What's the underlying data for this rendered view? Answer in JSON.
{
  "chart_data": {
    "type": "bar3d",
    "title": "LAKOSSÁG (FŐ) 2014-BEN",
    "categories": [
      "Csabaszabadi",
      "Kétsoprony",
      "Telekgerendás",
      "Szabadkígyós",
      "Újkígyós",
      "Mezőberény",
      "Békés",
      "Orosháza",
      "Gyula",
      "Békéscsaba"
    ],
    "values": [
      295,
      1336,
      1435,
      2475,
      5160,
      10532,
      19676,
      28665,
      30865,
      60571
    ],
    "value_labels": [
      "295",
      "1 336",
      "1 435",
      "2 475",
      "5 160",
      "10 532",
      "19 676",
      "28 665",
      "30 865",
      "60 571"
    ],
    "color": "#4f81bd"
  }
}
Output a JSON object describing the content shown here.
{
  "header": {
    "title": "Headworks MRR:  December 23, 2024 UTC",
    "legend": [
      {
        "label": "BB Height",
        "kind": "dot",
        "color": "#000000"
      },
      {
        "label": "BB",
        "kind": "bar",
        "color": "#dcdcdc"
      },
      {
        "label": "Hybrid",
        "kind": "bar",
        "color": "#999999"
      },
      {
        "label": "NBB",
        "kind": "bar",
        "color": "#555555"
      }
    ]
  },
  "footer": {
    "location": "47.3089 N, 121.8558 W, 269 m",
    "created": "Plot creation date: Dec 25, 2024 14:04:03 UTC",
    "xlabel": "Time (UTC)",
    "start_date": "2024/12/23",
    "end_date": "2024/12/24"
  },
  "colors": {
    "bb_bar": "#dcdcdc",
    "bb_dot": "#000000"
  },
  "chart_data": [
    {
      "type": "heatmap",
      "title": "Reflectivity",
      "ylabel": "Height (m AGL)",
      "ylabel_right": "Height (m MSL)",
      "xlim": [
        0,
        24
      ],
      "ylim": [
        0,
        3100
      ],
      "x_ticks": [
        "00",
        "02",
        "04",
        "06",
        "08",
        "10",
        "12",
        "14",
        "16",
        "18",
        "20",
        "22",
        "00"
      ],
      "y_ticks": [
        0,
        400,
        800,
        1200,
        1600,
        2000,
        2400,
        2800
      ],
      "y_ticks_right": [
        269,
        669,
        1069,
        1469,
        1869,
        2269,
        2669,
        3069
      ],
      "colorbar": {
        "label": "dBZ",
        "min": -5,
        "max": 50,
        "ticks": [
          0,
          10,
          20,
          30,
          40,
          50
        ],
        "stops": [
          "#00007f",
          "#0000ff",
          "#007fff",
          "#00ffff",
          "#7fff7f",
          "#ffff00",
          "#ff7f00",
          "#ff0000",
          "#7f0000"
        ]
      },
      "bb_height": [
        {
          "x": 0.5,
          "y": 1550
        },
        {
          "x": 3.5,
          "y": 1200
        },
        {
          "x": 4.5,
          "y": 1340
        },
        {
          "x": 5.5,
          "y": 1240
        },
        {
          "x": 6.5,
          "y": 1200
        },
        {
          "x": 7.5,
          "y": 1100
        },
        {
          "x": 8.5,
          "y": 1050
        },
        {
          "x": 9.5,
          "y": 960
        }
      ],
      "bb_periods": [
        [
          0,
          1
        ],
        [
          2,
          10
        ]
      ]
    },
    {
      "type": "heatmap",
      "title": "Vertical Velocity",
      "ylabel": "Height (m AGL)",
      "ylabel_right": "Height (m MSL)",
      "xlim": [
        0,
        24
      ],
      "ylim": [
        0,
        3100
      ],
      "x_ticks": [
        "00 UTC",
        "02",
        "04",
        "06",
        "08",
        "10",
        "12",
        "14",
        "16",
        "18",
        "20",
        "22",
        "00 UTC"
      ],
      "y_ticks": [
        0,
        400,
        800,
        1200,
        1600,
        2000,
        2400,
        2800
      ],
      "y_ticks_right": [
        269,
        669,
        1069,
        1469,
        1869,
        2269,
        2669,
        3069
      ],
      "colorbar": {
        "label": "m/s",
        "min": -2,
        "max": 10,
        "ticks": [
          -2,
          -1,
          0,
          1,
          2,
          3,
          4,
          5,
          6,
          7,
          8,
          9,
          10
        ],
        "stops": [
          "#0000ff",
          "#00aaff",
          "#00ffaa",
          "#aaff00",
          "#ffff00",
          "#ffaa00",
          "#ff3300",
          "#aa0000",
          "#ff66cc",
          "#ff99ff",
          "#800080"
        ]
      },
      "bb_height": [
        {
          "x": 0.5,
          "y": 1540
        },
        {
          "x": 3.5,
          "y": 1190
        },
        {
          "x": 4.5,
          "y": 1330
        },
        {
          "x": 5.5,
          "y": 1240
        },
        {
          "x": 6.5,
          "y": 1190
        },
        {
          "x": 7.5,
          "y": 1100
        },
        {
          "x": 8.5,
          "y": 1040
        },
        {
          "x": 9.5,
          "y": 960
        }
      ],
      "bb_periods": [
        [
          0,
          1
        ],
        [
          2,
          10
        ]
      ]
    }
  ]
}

———

Exercise directions = Transcribe all entries exactly as they are given.

Problem solution =
What's the underlying data for this rendered view? Answer in JSON.
{
  "chart_data": {
    "type": "bar3d",
    "title": "LAKOSSÁG (FŐ) 2014-BEN",
    "categories": [
      "Csabaszabadi",
      "Kétsoprony",
      "Telekgerendás",
      "Szabadkígyós",
      "Újkígyós",
      "Mezőberény",
      "Békés",
      "Orosháza",
      "Gyula",
      "Békéscsaba"
    ],
    "values": [
      295,
      1336,
      1435,
      2475,
      5160,
      10532,
      19676,
      28665,
      30865,
      60571
    ],
    "value_labels": [
      "295",
      "1 336",
      "1 435",
      "2 475",
      "5 160",
      "10 532",
      "19 676",
      "28 665",
      "30 865",
      "60 571"
    ],
    "color": "#4f81bd"
  }
}
Output a JSON object describing the content shown here.
{
  "header": {
    "title": "Headworks MRR:  December 23, 2024 UTC",
    "legend": [
      {
        "label": "BB Height",
        "kind": "dot",
        "color": "#000000"
      },
      {
        "label": "BB",
        "kind": "bar",
        "color": "#dcdcdc"
      },
      {
        "label": "Hybrid",
        "kind": "bar",
        "color": "#999999"
      },
      {
        "label": "NBB",
        "kind": "bar",
        "color": "#555555"
      }
    ]
  },
  "footer": {
    "location": "47.3089 N, 121.8558 W, 269 m",
    "created": "Plot creation date: Dec 25, 2024 14:04:03 UTC",
    "xlabel": "Time (UTC)",
    "start_date": "2024/12/23",
    "end_date": "2024/12/24"
  },
  "colors": {
    "bb_bar": "#dcdcdc",
    "bb_dot": "#000000"
  },
  "chart_data": [
    {
      "type": "heatmap",
      "title": "Reflectivity",
      "ylabel": "Height (m AGL)",
      "ylabel_right": "Height (m MSL)",
      "xlim": [
        0,
        24
      ],
      "ylim": [
        0,
        3100
      ],
      "x_ticks": [
        "00",
        "02",
        "04",
        "06",
        "08",
        "10",
        "12",
        "14",
        "16",
        "18",
        "20",
        "22",
        "00"
      ],
      "y_ticks": [
        0,
        400,
        800,
        1200,
        1600,
        2000,
        2400,
        2800
      ],
      "y_ticks_right": [
        269,
        669,
        1069,
        1469,
        1869,
        2269,
        2669,
        3069
      ],
      "colorbar": {
        "label": "dBZ",
        "min": -5,
        "max": 50,
        "ticks": [
          0,
          10,
          20,
          30,
          40,
          50
        ],
        "stops": [
          "#00007f",
          "#0000ff",
          "#007fff",
          "#00ffff",
          "#7fff7f",
          "#ffff00",
          "#ff7f00",
          "#ff0000",
          "#7f0000"
        ]
      },
      "bb_height": [
        {
          "x": 0.5,
          "y": 1550
        },
        {
          "x": 3.5,
          "y": 1200
        },
        {
          "x": 4.5,
          "y": 1340
        },
        {
          "x": 5.5,
          "y": 1240
        },
        {
          "x": 6.5,
          "y": 1200
        },
        {
          "x": 7.5,
          "y": 1100
        },
        {
          "x": 8.5,
          "y": 1050
        },
        {
          "x": 9.5,
          "y": 960
        }
      ],
      "bb_periods": [
        [
          0,
          1
        ],
        [
          2,
          10
        ]
      ]
    },
    {
      "type": "heatmap",
      "title": "Vertical Velocity",
      "ylabel": "Height (m AGL)",
      "ylabel_right": "Height (m MSL)",
      "xlim": [
        0,
        24
      ],
      "ylim": [
        0,
        3100
      ],
      "x_ticks": [
        "00 UTC",
        "02",
        "04",
        "06",
        "08",
        "10",
        "12",
        "14",
        "16",
        "18",
        "20",
        "22",
        "00 UTC"
      ],
      "y_ticks": [
        0,
        400,
        800,
        1200,
        1600,
        2000,
        2400,
        2800
      ],
      "y_ticks_right": [
        269,
        669,
        1069,
        1469,
        1869,
        2269,
        2669,
        3069
      ],
      "colorbar": {
        "label": "m/s",
        "min": -2,
        "max": 10,
        "ticks": [
          -2,
          -1,
          0,
          1,
          2,
          3,
          4,
          5,
          6,
          7,
          8,
          9,
          10
        ],
        "stops": [
          "#0000ff",
          "#00aaff",
          "#00ffaa",
          "#aaff00",
          "#ffff00",
          "#ffaa00",
          "#ff3300",
          "#aa0000",
          "#ff66cc",
          "#ff99ff",
          "#800080"
        ]
      },
      "bb_height": [
        {
          "x": 0.5,
          "y": 1540
        },
        {
          "x": 3.5,
          "y": 1190
        },
        {
          "x": 4.5,
          "y": 1330
        },
        {
          "x": 5.5,
          "y": 1240
        },
        {
          "x": 6.5,
          "y": 1190
        },
        {
          "x": 7.5,
          "y": 1100
        },
        {
          "x": 8.5,
          "y": 1040
        },
        {
          "x": 9.5,
          "y": 960
        }
      ],
      "bb_periods": [
        [
          0,
          1
        ],
        [
          2,
          10
        ]
      ]
    }
  ]
}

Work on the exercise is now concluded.